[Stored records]
────────────────────

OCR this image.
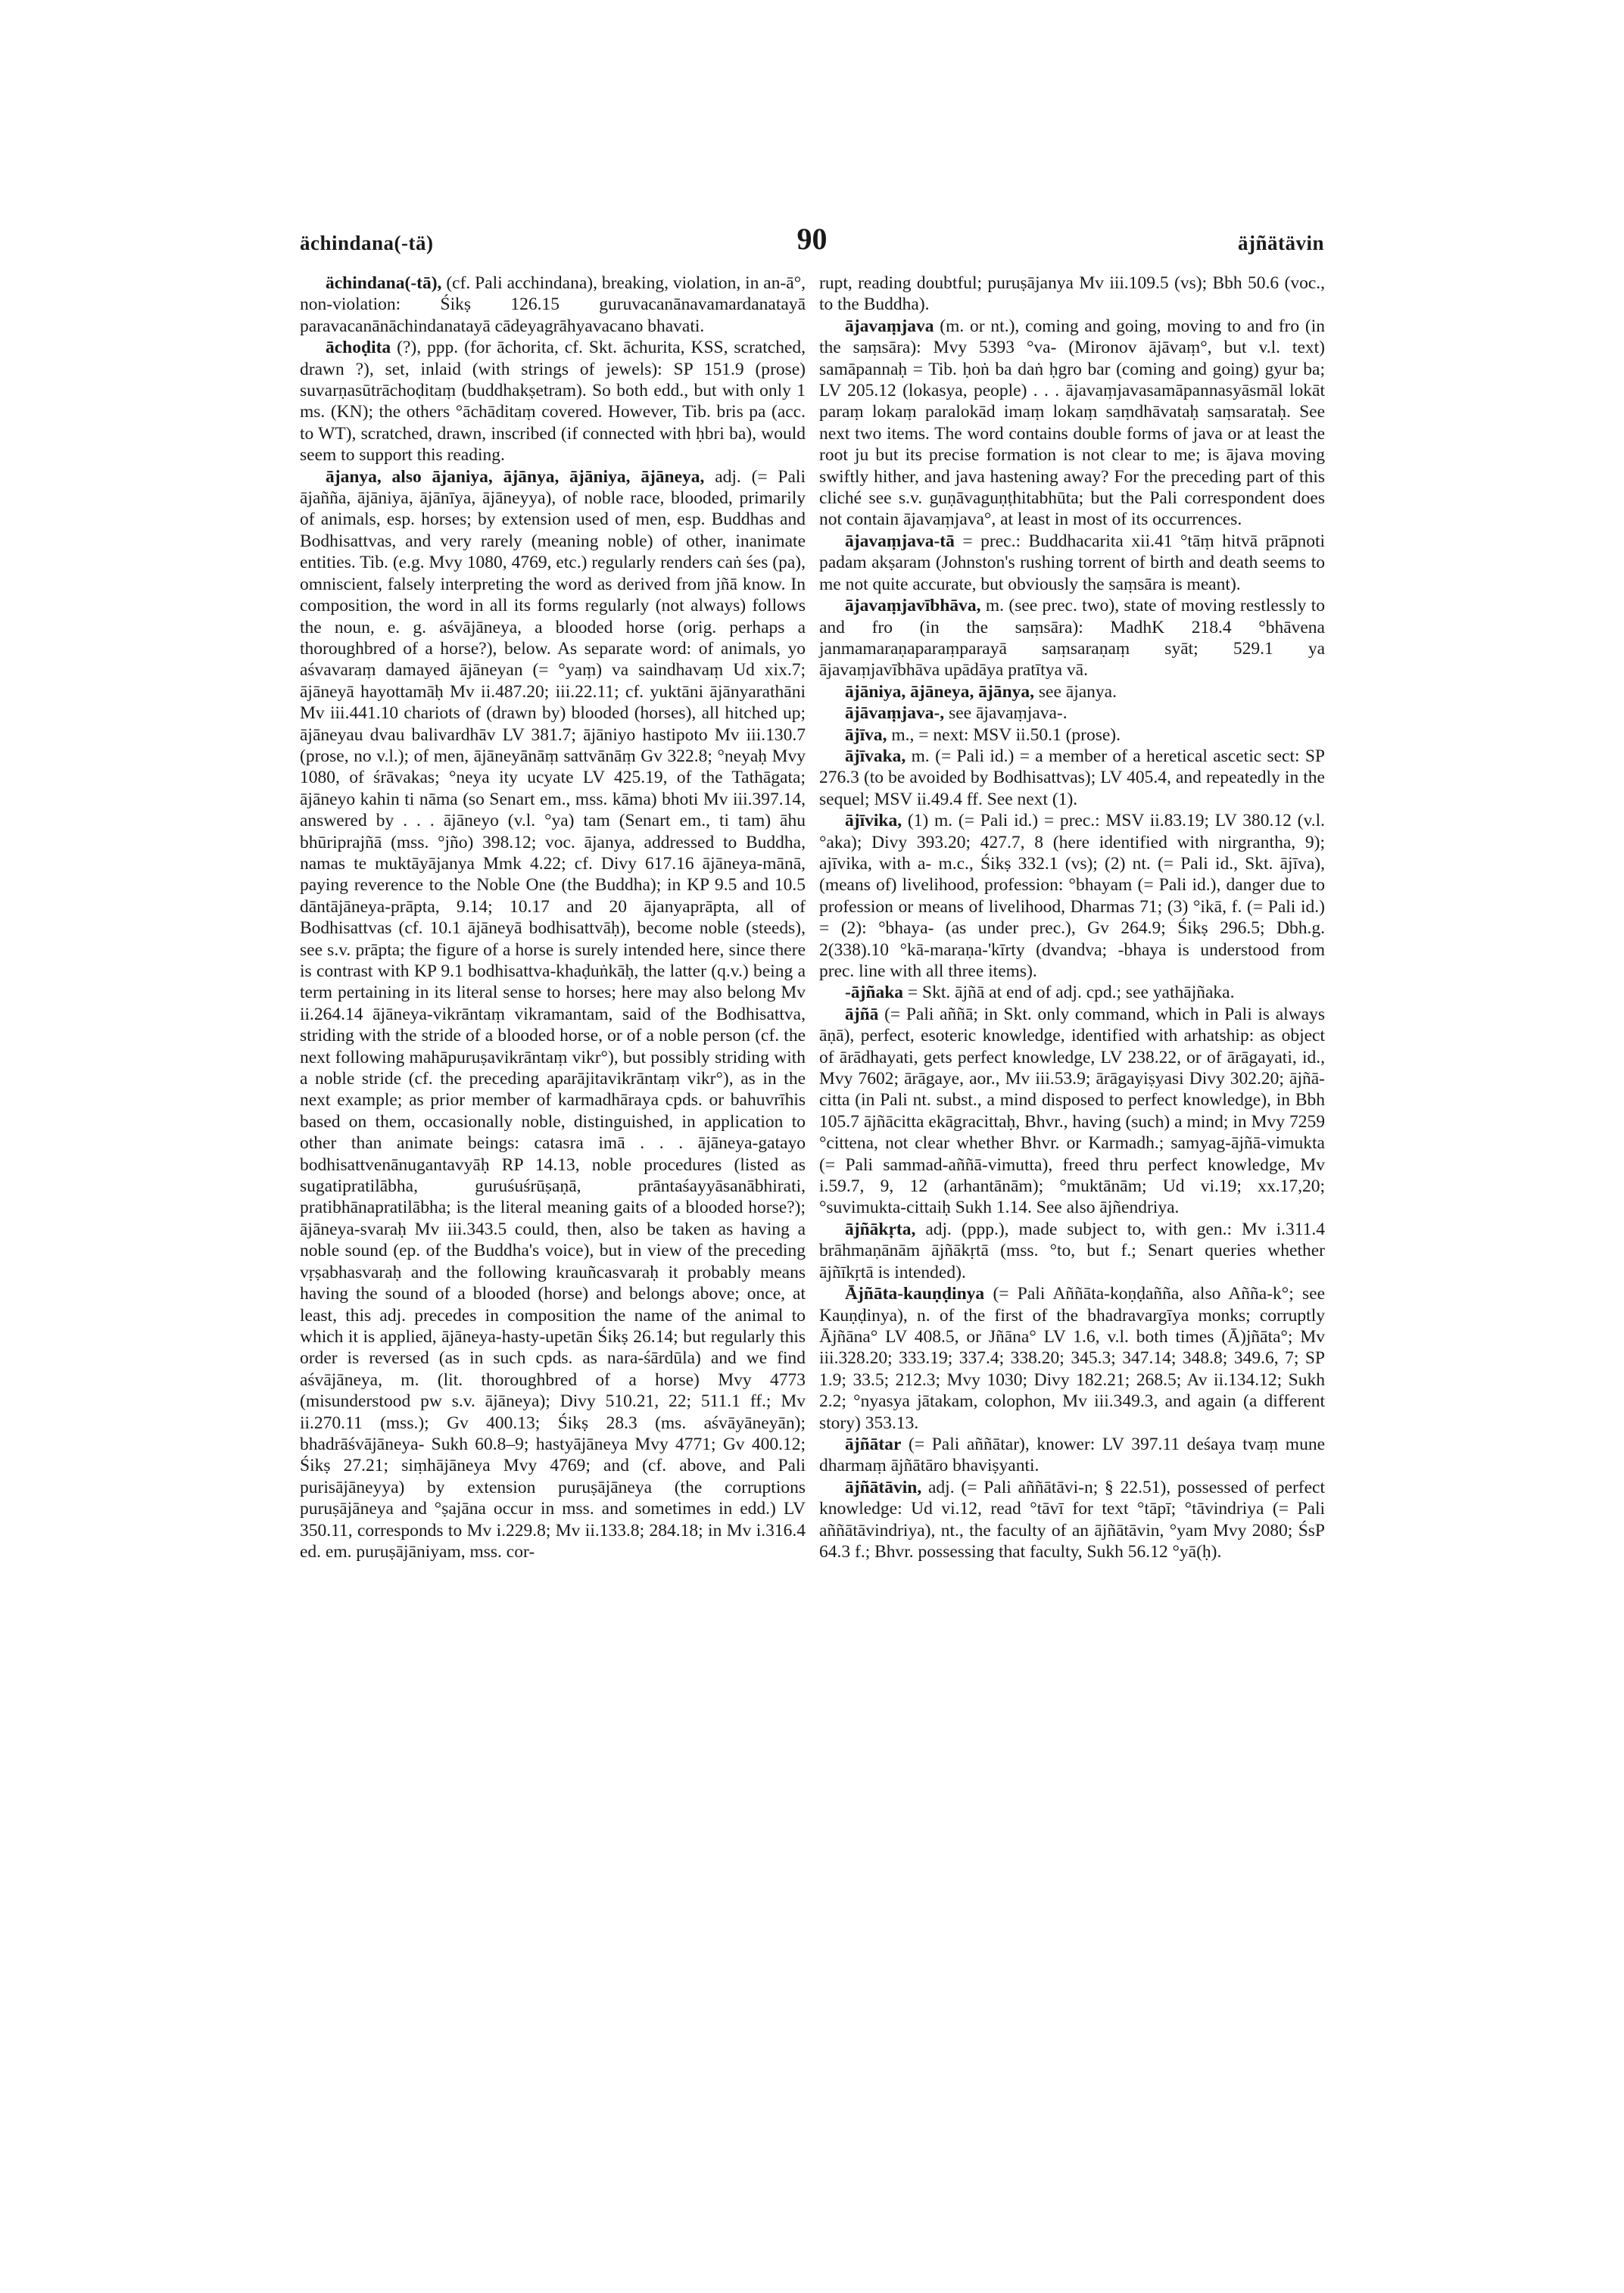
ächindana(-tä)	90	äjñätävin

ächindana(-tā), (cf. Pali acchindana), breaking, violation, in an-ā°, non-violation: Śikṣ 126.15 guruvacanānavamardanatayā paravacanānāchindanatayā cādeyagrāhyavacano bhavati.

āchoḍita (?), ppp. (for āchorita, cf. Skt. āchurita, KSS, scratched, drawn ?), set, inlaid (with strings of jewels): SP 151.9 (prose) suvarṇasūtrāchoḍitaṃ (buddhakṣetram). So both edd., but with only 1 ms. (KN); the others °āchāditaṃ covered. However, Tib. bris pa (acc. to WT), scratched, drawn, inscribed (if connected with ḥbri ba), would seem to support this reading.

ājanya, also ājaniya, ājānya, ājāniya, ājāneya, adj. (= Pali ājañña, ājāniya, ājānīya, ājāneyya), of noble race, blooded, primarily of animals, esp. horses; by extension used of men, esp. Buddhas and Bodhisattvas, and very rarely (meaning noble) of other, inanimate entities. Tib. (e.g. Mvy 1080, 4769, etc.) regularly renders caṅ śes (pa), omniscient, falsely interpreting the word as derived from jñā know. In composition, the word in all its forms regularly (not always) follows the noun, e. g. aśvājāneya, a blooded horse (orig. perhaps a thoroughbred of a horse?), below. As separate word: of animals, yo aśvavaraṃ damayed ājāneyan (= °yaṃ) va saindhavaṃ Ud xix.7; ājāneyā hayottamāḥ Mv ii.487.20; iii.22.11; cf. yuktāni ājānyarathāni Mv iii.441.10 chariots of (drawn by) blooded (horses), all hitched up; ājāneyau dvau balivardhāv LV 381.7; ājāniyo hastipoto Mv iii.130.7 (prose, no v.l.); of men, ājāneyānāṃ sattvānāṃ Gv 322.8; °neyaḥ Mvy 1080, of śrāvakas; °neya ity ucyate LV 425.19, of the Tathāgata; ājāneyo kahin ti nāma (so Senart em., mss. kāma) bhoti Mv iii.397.14, answered by . . . ājāneyo (v.l. °ya) tam (Senart em., ti tam) āhu bhūriprajñā (mss. °jño) 398.12; voc. ājanya, addressed to Buddha, namas te muktāyājanya Mmk 4.22; cf. Divy 617.16 ājāneya-mānā, paying reverence to the Noble One (the Buddha); in KP 9.5 and 10.5 dāntājāneya-prāpta, 9.14; 10.17 and 20 ājanyaprāpta, all of Bodhisattvas (cf. 10.1 ājāneyā bodhisattvāḥ), become noble (steeds), see s.v. prāpta; the figure of a horse is surely intended here, since there is contrast with KP 9.1 bodhisattva-khaḍuṅkāḥ, the latter (q.v.) being a term pertaining in its literal sense to horses; here may also belong Mv ii.264.14 ājāneya-vikrāntaṃ vikramantam, said of the Bodhisattva, striding with the stride of a blooded horse, or of a noble person (cf. the next following mahāpuruṣavikrāntaṃ vikr°), but possibly striding with a noble stride (cf. the preceding aparājitavikrāntaṃ vikr°), as in the next example; as prior member of karmadhāraya cpds. or bahuvrīhis based on them, occasionally noble, distinguished, in application to other than animate beings: catasra imā . . . ājāneya-gatayo bodhisattvenānugantavyāḥ RP 14.13, noble procedures (listed as sugatipratilābha, guruśuśrūṣaṇā, prāntaśayyāsanābhirati, pratibhānapratilābha; is the literal meaning gaits of a blooded horse?); ājāneya-svaraḥ Mv iii.343.5 could, then, also be taken as having a noble sound (ep. of the Buddha's voice), but in view of the preceding vṛṣabhasvaraḥ and the following krauñcasvaraḥ it probably means having the sound of a blooded (horse) and belongs above; once, at least, this adj. precedes in composition the name of the animal to which it is applied, ājāneya-hasty-upetān Śikṣ 26.14; but regularly this order is reversed (as in such cpds. as nara-śārdūla) and we find aśvājāneya, m. (lit. thoroughbred of a horse) Mvy 4773 (misunderstood pw s.v. ājāneya); Divy 510.21, 22; 511.1 ff.; Mv ii.270.11 (mss.); Gv 400.13; Śikṣ 28.3 (ms. aśvāyāneyān); bhadrāśvājāneya- Sukh 60.8–9; hastyājāneya Mvy 4771; Gv 400.12; Śikṣ 27.21; siṃhājāneya Mvy 4769; and (cf. above, and Pali purisājāneyya) by extension puruṣājāneya (the corruptions puruṣājāneya and °ṣajāna occur in mss. and sometimes in edd.) LV 350.11, corresponds to Mv i.229.8; Mv ii.133.8; 284.18; in Mv i.316.4 ed. em. puruṣājāniyam, mss. cor-

rupt, reading doubtful; puruṣājanya Mv iii.109.5 (vs); Bbh 50.6 (voc., to the Buddha).

ājavaṃjava (m. or nt.), coming and going, moving to and fro (in the saṃsāra): Mvy 5393 °va- (Mironov ājāvaṃ°, but v.l. text) samāpannaḥ = Tib. ḥoṅ ba daṅ ḥgro bar (coming and going) gyur ba; LV 205.12 (lokasya, people) . . . ājavaṃjavasamāpannasyāsmāl lokāt paraṃ lokaṃ paralokād imaṃ lokaṃ saṃdhāvataḥ saṃsarataḥ. See next two items. The word contains double forms of java or at least the root ju but its precise formation is not clear to me; is ājava moving swiftly hither, and java hastening away? For the preceding part of this cliché see s.v. guṇāvaguṇṭhitabhūta; but the Pali correspondent does not contain ājavaṃjava°, at least in most of its occurrences.

ājavaṃjava-tā = prec.: Buddhacarita xii.41 °tāṃ hitvā prāpnoti padam akṣaram (Johnston's rushing torrent of birth and death seems to me not quite accurate, but obviously the saṃsāra is meant).

ājavaṃjavībhāva, m. (see prec. two), state of moving restlessly to and fro (in the saṃsāra): MadhK 218.4 °bhāvena janmamaraṇaparaṃparayā saṃsaraṇaṃ syāt; 529.1 ya ājavaṃjavībhāva upādāya pratītya vā.

ājāniya, ājāneya, ājānya, see ājanya.

ājāvaṃjava-, see ājavaṃjava-.

ājīva, m., = next: MSV ii.50.1 (prose).

ājīvaka, m. (= Pali id.) = a member of a heretical ascetic sect: SP 276.3 (to be avoided by Bodhisattvas); LV 405.4, and repeatedly in the sequel; MSV ii.49.4 ff. See next (1).

ājīvika, (1) m. (= Pali id.) = prec.: MSV ii.83.19; LV 380.12 (v.l. °aka); Divy 393.20; 427.7, 8 (here identified with nirgrantha, 9); ajīvika, with a- m.c., Śikṣ 332.1 (vs); (2) nt. (= Pali id., Skt. ājīva), (means of) livelihood, profession: °bhayam (= Pali id.), danger due to profession or means of livelihood, Dharmas 71; (3) °ikā, f. (= Pali id.) = (2): °bhaya- (as under prec.), Gv 264.9; Śikṣ 296.5; Dbh.g. 2(338).10 °kā-maraṇa-'kīrty (dvandva; -bhaya is understood from prec. line with all three items).

-ājñaka = Skt. ājñā at end of adj. cpd.; see yathājñaka.

ājñā (= Pali aññā; in Skt. only command, which in Pali is always āṇā), perfect, esoteric knowledge, identified with arhatship: as object of ārādhayati, gets perfect knowledge, LV 238.22, or of ārāgayati, id., Mvy 7602; ārāgaye, aor., Mv iii.53.9; ārāgayiṣyasi Divy 302.20; ājñā-citta (in Pali nt. subst., a mind disposed to perfect knowledge), in Bbh 105.7 ājñācitta ekāgracittaḥ, Bhvr., having (such) a mind; in Mvy 7259 °cittena, not clear whether Bhvr. or Karmadh.; samyag-ājñā-vimukta (= Pali sammad-aññā-vimutta), freed thru perfect knowledge, Mv i.59.7, 9, 12 (arhantānām); °muktānām; Ud vi.19; xx.17,20; °suvimukta-cittaiḥ Sukh 1.14. See also ājñendriya.

ājñākṛta, adj. (ppp.), made subject to, with gen.: Mv i.311.4 brāhmaṇānām ājñākṛtā (mss. °to, but f.; Senart queries whether ājñīkṛtā is intended).

Ājñāta-kauṇḍinya (= Pali Aññāta-koṇḍañña, also Añña-k°; see Kauṇḍinya), n. of the first of the bhadravargīya monks; corruptly Ājñāna° LV 408.5, or Jñāna° LV 1.6, v.l. both times (Ā)jñāta°; Mv iii.328.20; 333.19; 337.4; 338.20; 345.3; 347.14; 348.8; 349.6, 7; SP 1.9; 33.5; 212.3; Mvy 1030; Divy 182.21; 268.5; Av ii.134.12; Sukh 2.2; °nyasya jātakam, colophon, Mv iii.349.3, and again (a different story) 353.13.

ājñātar (= Pali aññātar), knower: LV 397.11 deśaya tvaṃ mune dharmaṃ ājñātāro bhaviṣyanti.

ājñātāvin, adj. (= Pali aññātāvi-n; § 22.51), possessed of perfect knowledge: Ud vi.12, read °tāvī for text °tāpī; °tāvindriya (= Pali aññātāvindriya), nt., the faculty of an ājñātāvin, °yam Mvy 2080; ŚsP 64.3 f.; Bhvr. possessing that faculty, Sukh 56.12 °yā(ḥ).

────────────────────

Problem details
Pull out all lines containing "ächindana".

Output for this task
ächindana(-tä)	90	äjñätävin
ächindana(-tā), (cf. Pali acchindana), breaking, violation, in an-ā°, non-violation: Śikṣ 126.15 guruvacanānavamardanatayā paravacanānāchindanatayā cādeyagrāhyavacano bhavati.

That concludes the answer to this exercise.